◆ Estratto fornito
-.-.-

Secondo Marine Traffic, l’elenco degli attraversamenti del fine settimana includeva merci generiche, container, bestiame, Gnl, petrolio greggio, Gpl, ammoniaca, fertilizzanti, rinfuse secche, piattaforme offshore e navi di supporto, a dimostrazione «che lo Stretto rimane operativo in diversi segmenti commerciali». In termini di direzione, i flussi del fine settimana sono stati prevalentemente da ovest a est, con 16 dei 21 attraversamenti in quella direzione e 5 da est a ovest. C’è poi l’analisi di Kpler sulle rotte che mostra gli attraversamenti. Da questa analisi risulta che i movimenti più importanti sono concentrati principalmente lungo la rotta iraniana: 12 dei 21 movimenti hanno seguito tale corridoio. Altri 8 attraversamenti sono stati classificati come rotta sconosciuta non tracciata. E proprio questo dato conferma che ci sono navi in movimento che non si fanno rintracciare: le posizioni vengono lette solo quando ricompare il segnale Ais e si possono ricostruire gli spostamenti.

-.-.-

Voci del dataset

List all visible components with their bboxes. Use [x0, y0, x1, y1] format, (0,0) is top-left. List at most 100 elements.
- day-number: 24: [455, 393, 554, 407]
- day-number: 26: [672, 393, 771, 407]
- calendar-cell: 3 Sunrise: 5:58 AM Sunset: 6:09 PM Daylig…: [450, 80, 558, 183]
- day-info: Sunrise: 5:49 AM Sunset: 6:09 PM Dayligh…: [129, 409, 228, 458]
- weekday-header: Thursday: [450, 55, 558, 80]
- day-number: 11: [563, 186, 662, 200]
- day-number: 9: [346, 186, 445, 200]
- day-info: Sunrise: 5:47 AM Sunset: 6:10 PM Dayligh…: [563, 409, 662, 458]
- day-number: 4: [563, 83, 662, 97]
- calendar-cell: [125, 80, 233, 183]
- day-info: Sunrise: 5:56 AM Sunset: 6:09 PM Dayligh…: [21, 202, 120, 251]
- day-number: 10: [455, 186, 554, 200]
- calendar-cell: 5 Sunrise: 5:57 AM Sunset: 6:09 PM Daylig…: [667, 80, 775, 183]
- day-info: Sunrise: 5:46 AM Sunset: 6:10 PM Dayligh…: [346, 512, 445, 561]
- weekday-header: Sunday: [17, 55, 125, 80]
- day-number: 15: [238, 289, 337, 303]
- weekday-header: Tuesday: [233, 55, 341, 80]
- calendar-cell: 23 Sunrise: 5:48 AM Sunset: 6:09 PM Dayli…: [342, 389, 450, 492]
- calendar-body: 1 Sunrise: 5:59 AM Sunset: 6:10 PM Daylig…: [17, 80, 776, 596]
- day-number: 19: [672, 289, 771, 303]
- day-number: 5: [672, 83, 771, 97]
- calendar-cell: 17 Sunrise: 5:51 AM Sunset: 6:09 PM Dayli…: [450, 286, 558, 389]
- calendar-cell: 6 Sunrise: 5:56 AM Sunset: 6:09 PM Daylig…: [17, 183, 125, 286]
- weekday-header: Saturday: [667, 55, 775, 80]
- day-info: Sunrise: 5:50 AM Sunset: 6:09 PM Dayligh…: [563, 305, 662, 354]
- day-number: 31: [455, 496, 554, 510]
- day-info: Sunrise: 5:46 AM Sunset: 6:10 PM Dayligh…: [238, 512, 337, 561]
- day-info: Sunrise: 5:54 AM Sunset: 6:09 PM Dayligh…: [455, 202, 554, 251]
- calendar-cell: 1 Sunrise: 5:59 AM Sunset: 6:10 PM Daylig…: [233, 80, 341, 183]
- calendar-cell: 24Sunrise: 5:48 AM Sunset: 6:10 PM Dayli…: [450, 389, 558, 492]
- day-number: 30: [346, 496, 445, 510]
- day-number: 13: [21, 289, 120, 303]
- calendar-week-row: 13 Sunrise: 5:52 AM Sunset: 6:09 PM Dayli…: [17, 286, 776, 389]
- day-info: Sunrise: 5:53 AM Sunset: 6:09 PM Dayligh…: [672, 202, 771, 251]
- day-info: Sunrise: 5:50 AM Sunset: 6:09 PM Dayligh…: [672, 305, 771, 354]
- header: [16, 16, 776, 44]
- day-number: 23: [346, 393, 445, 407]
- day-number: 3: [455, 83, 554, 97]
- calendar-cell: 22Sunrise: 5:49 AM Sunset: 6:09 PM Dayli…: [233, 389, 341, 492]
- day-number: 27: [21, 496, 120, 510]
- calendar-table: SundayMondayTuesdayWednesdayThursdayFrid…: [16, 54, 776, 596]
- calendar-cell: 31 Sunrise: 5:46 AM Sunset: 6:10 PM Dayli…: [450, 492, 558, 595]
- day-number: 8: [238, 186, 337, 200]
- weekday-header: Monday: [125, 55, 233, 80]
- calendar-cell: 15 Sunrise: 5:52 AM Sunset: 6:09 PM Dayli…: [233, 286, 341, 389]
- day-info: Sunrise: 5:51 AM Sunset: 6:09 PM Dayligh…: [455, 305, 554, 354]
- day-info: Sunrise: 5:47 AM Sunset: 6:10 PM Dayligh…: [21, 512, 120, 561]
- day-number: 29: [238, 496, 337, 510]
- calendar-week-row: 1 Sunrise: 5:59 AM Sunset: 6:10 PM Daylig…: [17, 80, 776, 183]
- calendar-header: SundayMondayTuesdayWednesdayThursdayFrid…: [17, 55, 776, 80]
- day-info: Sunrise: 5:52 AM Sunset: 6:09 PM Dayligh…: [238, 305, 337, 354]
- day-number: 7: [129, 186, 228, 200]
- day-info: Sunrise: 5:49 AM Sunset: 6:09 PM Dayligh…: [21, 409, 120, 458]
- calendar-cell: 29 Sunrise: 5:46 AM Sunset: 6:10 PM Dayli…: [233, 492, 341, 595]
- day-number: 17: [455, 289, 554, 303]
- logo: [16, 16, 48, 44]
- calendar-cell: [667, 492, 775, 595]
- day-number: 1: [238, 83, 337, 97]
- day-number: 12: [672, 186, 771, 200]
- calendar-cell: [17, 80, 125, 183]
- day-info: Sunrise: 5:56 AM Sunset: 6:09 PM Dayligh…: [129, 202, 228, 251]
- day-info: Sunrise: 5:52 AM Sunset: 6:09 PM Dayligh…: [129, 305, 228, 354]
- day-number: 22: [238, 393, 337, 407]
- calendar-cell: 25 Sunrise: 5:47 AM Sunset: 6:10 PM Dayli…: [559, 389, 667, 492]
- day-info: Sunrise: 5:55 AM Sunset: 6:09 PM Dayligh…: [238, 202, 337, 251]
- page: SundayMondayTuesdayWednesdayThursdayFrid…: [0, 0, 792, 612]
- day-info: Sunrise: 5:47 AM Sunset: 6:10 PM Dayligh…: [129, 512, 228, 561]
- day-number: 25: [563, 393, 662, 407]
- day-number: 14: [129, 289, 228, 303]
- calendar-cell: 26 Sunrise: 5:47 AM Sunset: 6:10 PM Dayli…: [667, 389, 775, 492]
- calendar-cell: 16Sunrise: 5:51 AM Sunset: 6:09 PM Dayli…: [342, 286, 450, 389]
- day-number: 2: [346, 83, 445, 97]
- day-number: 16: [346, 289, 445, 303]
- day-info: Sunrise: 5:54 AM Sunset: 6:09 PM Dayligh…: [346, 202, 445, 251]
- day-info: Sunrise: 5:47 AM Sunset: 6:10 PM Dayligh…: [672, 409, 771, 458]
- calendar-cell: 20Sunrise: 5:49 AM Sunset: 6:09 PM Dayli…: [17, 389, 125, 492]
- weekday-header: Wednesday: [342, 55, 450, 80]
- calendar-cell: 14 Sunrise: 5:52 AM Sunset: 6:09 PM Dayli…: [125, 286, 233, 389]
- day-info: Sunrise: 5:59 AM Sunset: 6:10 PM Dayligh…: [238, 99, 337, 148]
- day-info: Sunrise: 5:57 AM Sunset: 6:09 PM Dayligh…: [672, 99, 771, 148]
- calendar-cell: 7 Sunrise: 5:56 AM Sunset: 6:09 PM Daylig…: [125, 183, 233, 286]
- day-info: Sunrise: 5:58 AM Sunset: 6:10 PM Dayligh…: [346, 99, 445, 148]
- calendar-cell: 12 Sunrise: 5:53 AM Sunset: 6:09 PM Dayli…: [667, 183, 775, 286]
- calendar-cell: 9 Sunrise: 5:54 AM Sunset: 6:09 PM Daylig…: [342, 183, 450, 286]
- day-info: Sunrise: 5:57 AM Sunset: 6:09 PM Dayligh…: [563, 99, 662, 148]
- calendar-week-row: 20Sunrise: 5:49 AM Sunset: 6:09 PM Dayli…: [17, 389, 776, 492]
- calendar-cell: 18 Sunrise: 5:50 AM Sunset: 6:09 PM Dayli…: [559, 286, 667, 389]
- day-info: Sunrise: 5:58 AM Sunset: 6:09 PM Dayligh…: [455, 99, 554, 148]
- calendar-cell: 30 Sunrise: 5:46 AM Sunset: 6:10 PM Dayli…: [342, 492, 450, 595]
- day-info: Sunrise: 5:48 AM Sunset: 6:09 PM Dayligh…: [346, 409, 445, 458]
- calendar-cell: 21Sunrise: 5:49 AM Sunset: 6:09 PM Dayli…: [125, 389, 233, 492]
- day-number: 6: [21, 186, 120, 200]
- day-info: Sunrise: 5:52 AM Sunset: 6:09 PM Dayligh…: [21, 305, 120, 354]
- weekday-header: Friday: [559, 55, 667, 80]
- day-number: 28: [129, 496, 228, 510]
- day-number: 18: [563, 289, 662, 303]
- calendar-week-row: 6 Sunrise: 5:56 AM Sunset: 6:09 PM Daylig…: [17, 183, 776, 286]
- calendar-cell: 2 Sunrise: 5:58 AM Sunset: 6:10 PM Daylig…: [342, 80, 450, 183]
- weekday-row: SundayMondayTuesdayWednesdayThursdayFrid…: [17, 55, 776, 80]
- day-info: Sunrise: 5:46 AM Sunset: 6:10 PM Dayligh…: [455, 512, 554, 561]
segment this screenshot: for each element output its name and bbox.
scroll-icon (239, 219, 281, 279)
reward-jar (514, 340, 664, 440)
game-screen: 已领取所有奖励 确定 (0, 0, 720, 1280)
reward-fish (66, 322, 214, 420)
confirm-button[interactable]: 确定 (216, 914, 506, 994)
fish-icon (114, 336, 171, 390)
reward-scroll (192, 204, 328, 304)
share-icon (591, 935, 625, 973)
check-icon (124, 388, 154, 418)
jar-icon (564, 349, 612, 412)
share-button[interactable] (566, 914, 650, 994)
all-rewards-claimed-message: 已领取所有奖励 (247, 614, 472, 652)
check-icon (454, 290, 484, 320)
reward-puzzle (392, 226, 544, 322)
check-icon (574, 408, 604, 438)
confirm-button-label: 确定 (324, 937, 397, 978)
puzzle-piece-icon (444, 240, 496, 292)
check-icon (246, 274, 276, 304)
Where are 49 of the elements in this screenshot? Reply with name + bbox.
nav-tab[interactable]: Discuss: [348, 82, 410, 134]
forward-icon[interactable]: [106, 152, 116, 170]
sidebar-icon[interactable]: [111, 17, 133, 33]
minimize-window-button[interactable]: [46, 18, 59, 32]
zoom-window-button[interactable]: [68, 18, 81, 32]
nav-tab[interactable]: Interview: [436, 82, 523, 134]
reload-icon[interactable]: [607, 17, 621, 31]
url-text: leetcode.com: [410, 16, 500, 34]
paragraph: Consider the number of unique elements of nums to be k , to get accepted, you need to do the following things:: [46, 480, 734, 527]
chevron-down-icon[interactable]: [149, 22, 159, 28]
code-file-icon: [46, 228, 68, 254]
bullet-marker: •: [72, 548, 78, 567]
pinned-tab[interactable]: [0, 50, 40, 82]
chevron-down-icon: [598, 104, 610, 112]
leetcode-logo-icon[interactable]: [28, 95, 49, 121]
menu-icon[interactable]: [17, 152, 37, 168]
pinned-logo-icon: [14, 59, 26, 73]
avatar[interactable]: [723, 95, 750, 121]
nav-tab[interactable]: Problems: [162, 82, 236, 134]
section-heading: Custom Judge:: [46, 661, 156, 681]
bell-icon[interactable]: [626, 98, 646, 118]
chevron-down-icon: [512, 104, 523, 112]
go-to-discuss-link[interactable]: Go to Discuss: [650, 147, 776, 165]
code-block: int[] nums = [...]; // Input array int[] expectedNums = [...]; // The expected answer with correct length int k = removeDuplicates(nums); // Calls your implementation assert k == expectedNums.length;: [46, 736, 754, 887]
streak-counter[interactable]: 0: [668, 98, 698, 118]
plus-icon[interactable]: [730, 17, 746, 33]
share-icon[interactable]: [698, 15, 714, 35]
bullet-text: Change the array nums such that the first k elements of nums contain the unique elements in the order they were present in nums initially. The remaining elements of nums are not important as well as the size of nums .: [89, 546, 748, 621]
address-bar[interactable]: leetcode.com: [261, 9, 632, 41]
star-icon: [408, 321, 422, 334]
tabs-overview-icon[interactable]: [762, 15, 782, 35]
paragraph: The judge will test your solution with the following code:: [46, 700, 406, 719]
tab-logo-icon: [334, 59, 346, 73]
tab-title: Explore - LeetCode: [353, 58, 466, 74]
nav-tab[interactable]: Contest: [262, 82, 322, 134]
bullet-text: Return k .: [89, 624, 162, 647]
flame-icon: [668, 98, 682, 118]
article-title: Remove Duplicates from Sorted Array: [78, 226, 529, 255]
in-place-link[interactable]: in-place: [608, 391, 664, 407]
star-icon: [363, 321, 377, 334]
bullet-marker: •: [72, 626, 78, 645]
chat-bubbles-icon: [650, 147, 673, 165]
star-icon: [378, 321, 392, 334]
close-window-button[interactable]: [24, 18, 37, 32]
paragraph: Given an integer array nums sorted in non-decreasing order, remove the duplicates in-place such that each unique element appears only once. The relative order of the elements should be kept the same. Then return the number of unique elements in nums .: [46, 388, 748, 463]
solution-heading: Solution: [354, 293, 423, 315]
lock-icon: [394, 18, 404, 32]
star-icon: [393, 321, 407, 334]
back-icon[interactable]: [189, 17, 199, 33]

-.-.-

◆ Domande
• A. Nel testo sugli attraversamenti dello Stretto, quanti dei 21 attraversamenti del fine settimana sono avvenuti da ovest a est?
• B. Traduci in inglese questa frase del testo sugli attraversamenti dello Stretto: «Altri 8 attraversamenti sono stati classificati come rotta sconosciuta non tracciata.»
Per questo esercizio i record non servono.

◆ Risposte
• A. 16.

• B. Another 8 crossings were classified as an unknown, untracked route.